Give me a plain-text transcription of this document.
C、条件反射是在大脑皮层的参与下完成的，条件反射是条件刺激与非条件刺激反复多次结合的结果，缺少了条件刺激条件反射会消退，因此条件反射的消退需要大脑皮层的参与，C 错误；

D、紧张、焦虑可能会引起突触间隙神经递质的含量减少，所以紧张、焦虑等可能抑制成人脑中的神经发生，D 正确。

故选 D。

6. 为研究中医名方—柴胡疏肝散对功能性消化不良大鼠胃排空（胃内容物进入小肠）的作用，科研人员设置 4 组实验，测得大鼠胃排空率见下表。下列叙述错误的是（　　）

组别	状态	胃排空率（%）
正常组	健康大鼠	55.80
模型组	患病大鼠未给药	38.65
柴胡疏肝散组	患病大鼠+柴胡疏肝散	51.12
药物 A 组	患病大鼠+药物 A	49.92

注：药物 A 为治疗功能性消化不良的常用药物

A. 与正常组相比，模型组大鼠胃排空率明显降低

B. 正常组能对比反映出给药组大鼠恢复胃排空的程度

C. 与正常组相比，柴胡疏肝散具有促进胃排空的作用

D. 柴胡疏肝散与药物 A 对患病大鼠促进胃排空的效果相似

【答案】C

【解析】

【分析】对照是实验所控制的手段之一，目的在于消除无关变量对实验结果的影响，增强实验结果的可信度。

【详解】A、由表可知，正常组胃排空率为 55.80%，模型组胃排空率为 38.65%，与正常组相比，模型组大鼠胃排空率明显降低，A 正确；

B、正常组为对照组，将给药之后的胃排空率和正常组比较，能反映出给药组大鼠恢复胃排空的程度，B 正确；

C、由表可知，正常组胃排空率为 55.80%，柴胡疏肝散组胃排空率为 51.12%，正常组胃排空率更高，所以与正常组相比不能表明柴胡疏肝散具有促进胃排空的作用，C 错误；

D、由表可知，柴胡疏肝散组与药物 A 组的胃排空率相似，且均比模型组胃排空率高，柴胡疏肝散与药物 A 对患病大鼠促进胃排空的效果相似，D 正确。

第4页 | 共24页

---

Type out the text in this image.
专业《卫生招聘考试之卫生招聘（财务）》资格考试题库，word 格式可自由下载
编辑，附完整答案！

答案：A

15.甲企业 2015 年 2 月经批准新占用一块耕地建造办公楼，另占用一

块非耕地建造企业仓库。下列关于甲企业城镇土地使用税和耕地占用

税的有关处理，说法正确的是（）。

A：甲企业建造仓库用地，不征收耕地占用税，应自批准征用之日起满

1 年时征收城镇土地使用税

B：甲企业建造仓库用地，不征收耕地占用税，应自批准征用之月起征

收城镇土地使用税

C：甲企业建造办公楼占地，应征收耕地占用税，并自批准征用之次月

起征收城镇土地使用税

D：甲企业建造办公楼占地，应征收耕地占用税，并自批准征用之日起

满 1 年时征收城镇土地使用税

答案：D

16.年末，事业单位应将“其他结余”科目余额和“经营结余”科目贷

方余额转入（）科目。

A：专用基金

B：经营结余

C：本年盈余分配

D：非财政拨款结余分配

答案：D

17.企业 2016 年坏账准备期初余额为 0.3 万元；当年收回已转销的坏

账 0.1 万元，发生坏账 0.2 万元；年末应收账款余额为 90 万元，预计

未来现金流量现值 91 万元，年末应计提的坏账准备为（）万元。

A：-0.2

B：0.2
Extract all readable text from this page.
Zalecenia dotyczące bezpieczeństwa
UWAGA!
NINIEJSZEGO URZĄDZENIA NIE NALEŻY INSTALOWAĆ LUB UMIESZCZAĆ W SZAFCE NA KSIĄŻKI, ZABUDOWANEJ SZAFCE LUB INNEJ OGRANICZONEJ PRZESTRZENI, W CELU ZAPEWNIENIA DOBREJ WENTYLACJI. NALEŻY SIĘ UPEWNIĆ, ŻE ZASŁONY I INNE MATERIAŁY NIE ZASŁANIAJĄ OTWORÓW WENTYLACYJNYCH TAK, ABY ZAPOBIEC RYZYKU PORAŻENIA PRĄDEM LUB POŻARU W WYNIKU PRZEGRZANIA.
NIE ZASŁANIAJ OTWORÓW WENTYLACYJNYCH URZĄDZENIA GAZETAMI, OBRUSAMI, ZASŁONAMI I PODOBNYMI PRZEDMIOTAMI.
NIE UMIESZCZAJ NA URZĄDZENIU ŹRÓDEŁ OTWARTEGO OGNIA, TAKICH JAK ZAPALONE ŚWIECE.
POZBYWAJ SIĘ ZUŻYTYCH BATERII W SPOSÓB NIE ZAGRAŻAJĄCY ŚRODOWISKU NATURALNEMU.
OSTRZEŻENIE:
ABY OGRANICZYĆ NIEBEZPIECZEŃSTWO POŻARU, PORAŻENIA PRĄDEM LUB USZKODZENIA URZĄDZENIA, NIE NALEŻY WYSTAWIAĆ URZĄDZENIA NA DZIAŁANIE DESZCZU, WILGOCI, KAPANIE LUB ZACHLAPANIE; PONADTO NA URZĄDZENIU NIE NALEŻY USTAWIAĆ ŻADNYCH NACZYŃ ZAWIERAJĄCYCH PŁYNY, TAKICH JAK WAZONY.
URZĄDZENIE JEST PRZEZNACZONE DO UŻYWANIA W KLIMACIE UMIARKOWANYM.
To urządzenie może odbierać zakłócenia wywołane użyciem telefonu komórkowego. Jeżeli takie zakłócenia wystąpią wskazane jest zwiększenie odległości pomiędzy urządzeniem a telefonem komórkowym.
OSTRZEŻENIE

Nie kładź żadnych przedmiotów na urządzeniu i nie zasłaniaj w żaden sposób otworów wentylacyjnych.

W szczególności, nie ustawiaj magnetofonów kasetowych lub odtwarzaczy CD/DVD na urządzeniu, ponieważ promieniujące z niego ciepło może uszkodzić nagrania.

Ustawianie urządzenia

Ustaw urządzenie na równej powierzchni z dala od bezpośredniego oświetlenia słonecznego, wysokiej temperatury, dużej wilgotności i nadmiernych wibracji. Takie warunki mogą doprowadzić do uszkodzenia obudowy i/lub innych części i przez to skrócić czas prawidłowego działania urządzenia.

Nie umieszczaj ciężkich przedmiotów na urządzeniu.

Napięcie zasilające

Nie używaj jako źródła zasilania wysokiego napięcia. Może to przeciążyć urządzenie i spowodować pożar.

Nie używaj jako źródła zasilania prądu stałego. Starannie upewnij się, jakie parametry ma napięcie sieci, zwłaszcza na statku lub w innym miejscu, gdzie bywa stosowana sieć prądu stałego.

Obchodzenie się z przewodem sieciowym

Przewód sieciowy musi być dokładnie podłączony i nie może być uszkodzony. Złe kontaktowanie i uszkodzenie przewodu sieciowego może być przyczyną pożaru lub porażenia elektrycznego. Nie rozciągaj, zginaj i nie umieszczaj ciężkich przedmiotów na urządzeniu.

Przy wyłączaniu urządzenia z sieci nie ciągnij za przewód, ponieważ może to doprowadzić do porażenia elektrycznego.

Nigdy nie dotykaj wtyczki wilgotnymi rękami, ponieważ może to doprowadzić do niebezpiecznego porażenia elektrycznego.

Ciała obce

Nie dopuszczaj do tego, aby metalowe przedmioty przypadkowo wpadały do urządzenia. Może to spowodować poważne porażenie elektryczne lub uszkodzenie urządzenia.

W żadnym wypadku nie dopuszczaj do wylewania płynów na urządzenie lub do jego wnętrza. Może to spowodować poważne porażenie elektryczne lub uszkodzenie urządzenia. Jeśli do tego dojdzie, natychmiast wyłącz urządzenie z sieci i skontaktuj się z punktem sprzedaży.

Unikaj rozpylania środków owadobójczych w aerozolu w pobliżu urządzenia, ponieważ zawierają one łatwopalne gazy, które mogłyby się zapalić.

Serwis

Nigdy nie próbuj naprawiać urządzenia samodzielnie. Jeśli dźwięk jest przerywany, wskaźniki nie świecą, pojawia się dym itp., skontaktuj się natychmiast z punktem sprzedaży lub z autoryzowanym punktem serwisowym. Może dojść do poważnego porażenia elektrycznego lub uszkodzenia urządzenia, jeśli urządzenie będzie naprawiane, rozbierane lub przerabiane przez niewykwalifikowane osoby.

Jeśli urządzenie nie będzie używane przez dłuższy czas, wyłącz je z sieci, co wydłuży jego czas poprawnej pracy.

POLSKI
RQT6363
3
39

---

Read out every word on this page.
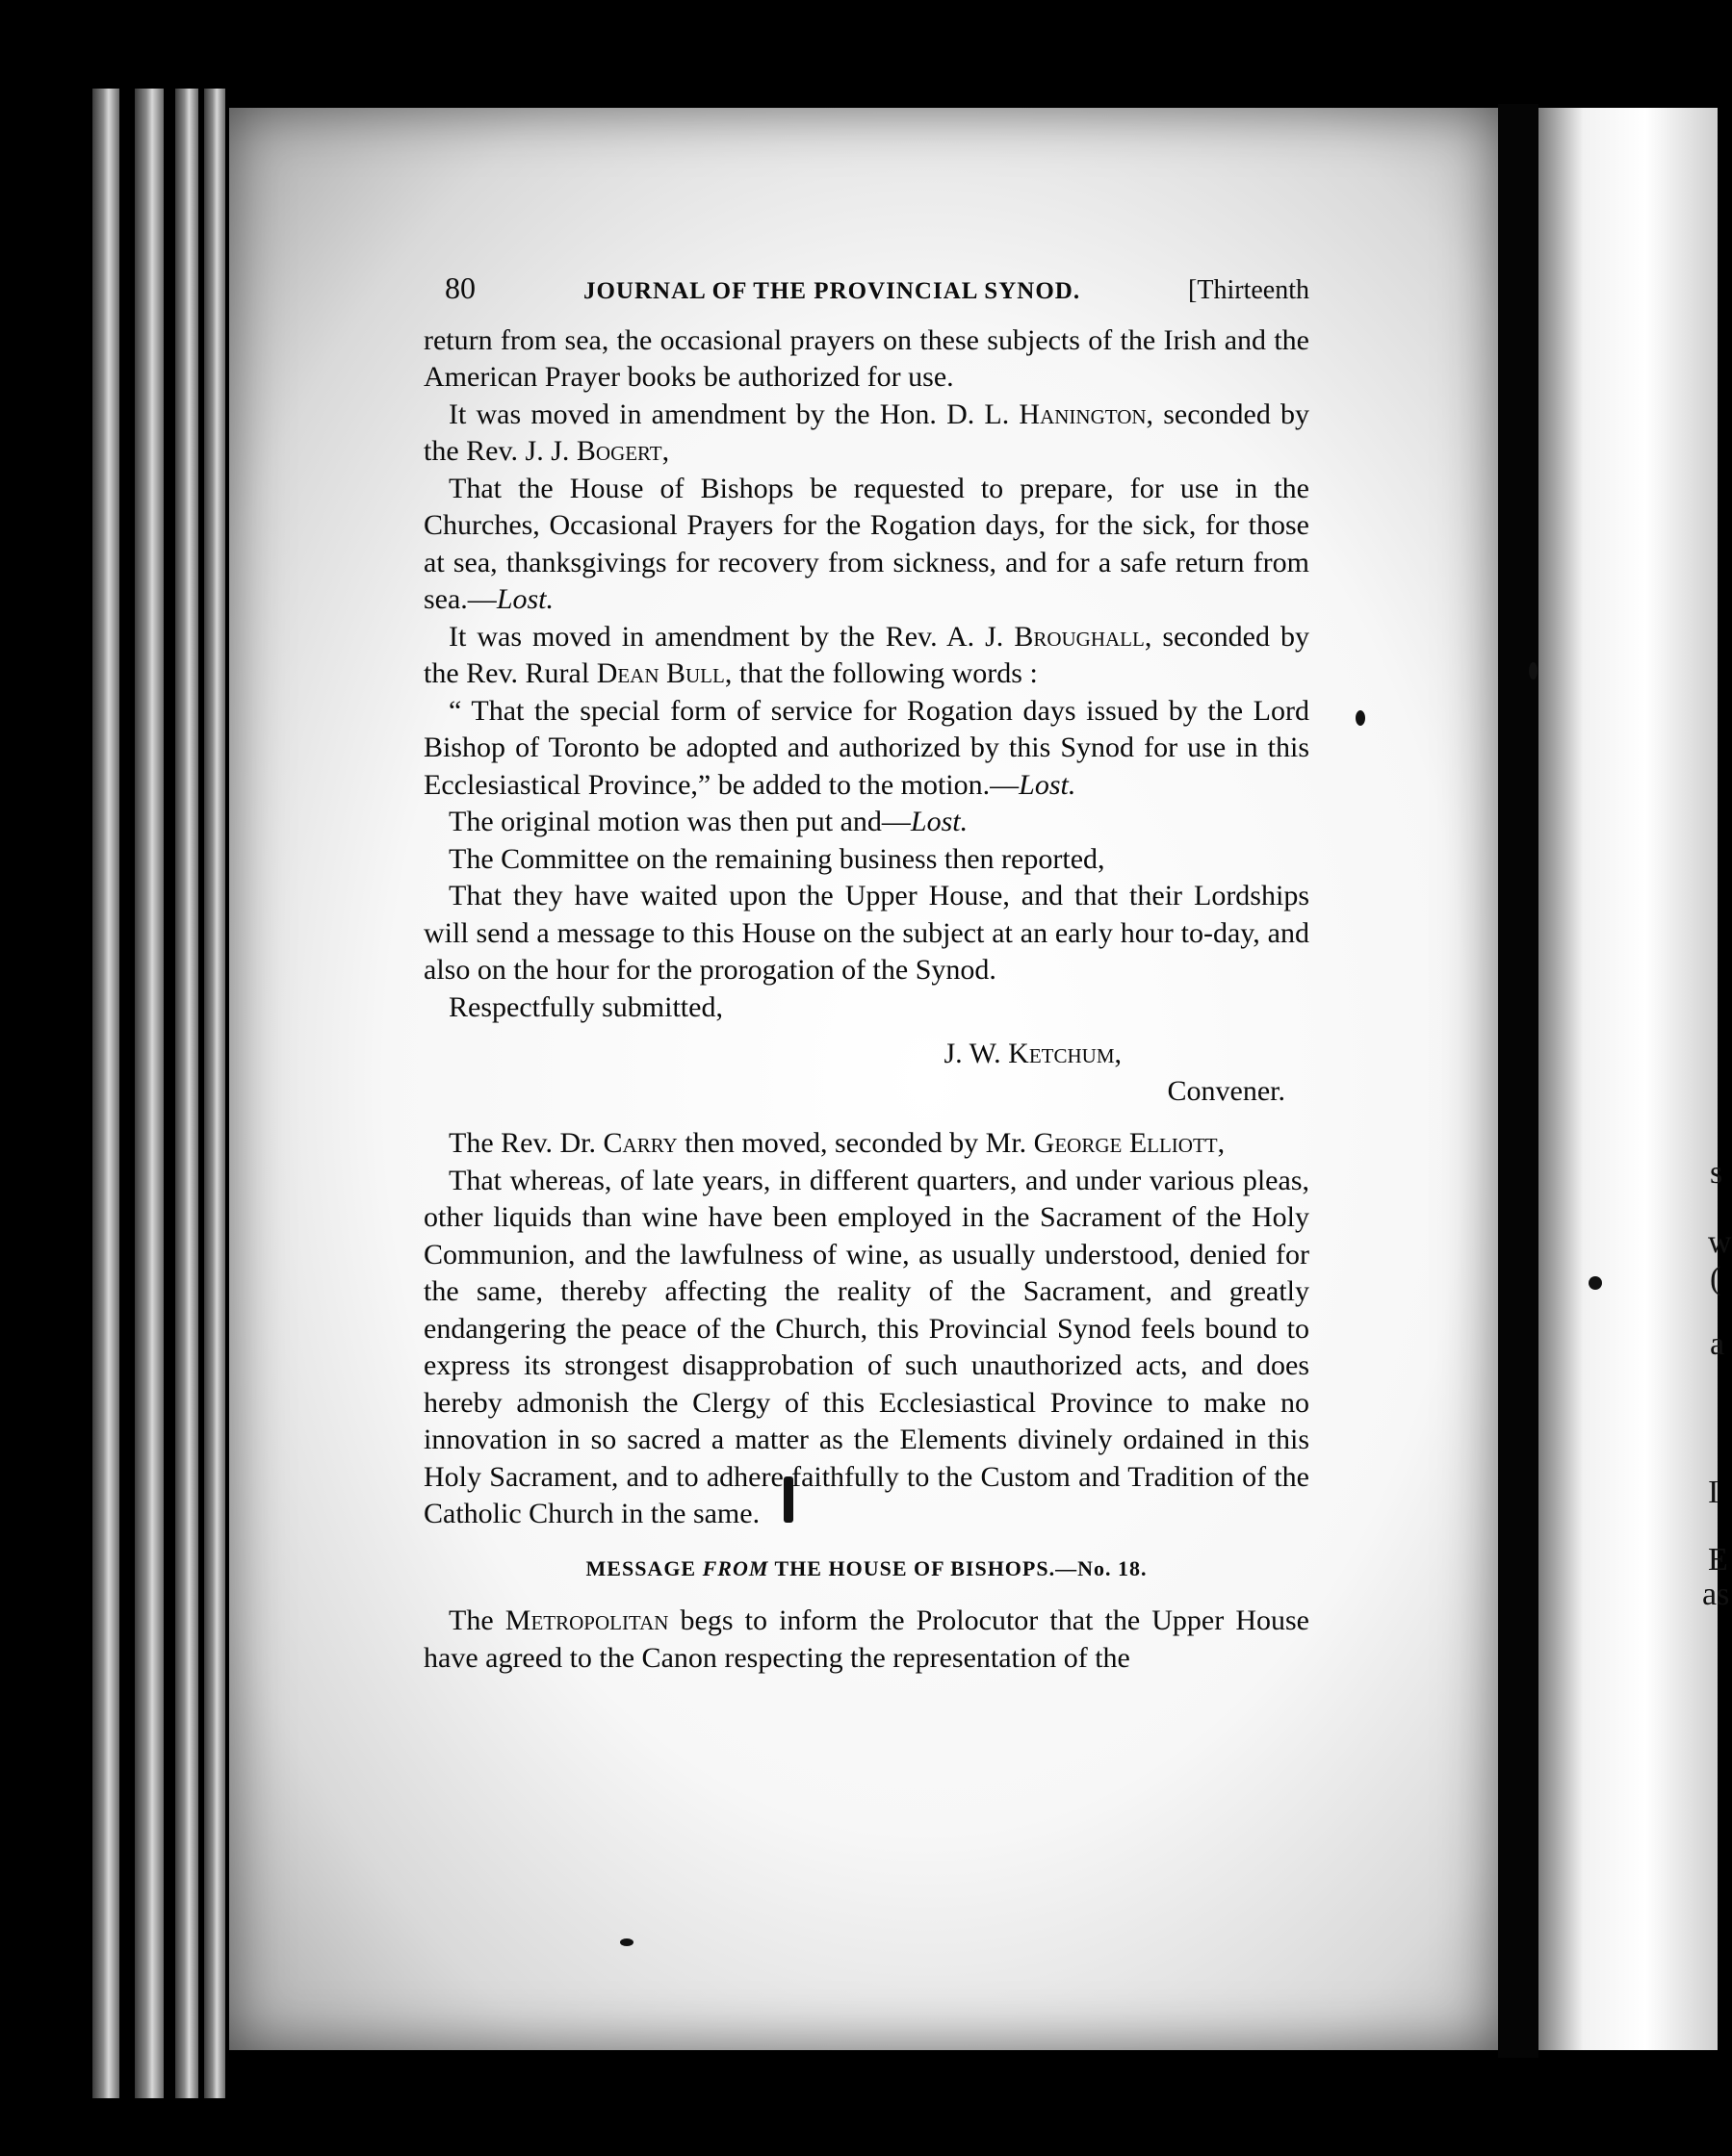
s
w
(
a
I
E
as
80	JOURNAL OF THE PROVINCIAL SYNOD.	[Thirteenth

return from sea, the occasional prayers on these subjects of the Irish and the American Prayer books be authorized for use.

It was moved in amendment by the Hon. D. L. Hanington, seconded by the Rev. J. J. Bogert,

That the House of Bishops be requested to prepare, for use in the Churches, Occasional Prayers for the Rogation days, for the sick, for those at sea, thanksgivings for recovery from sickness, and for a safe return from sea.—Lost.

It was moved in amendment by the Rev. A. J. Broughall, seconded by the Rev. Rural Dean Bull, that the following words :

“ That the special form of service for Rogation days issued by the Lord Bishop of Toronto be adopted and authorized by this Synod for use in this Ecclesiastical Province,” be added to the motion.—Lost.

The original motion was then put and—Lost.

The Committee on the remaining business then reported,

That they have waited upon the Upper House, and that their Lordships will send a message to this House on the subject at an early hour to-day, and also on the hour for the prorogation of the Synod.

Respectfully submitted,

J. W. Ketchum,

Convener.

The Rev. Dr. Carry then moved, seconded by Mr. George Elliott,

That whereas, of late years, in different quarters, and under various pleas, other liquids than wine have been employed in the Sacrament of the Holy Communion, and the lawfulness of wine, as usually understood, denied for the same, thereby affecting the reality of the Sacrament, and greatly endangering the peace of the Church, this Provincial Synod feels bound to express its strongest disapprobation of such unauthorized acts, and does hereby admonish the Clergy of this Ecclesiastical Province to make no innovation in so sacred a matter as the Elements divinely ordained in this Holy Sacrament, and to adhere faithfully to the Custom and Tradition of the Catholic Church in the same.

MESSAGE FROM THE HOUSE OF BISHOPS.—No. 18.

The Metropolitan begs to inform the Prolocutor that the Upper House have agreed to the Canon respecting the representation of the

WORK TO BE COMPLETED - Reproduce every line from the entries that holds the word "używaj".

FULL ANSWER -
Nie używaj jako źródła zasilania wysokiego napięcia. Może to przeciążyć urządzenie i spowodować pożar.
Nie używaj jako źródła zasilania prądu stałego. Starannie upewnij się, jakie parametry ma napięcie sieci, zwłaszcza na statku lub w innym miejscu, gdzie bywa stosowana sieć prądu stałego.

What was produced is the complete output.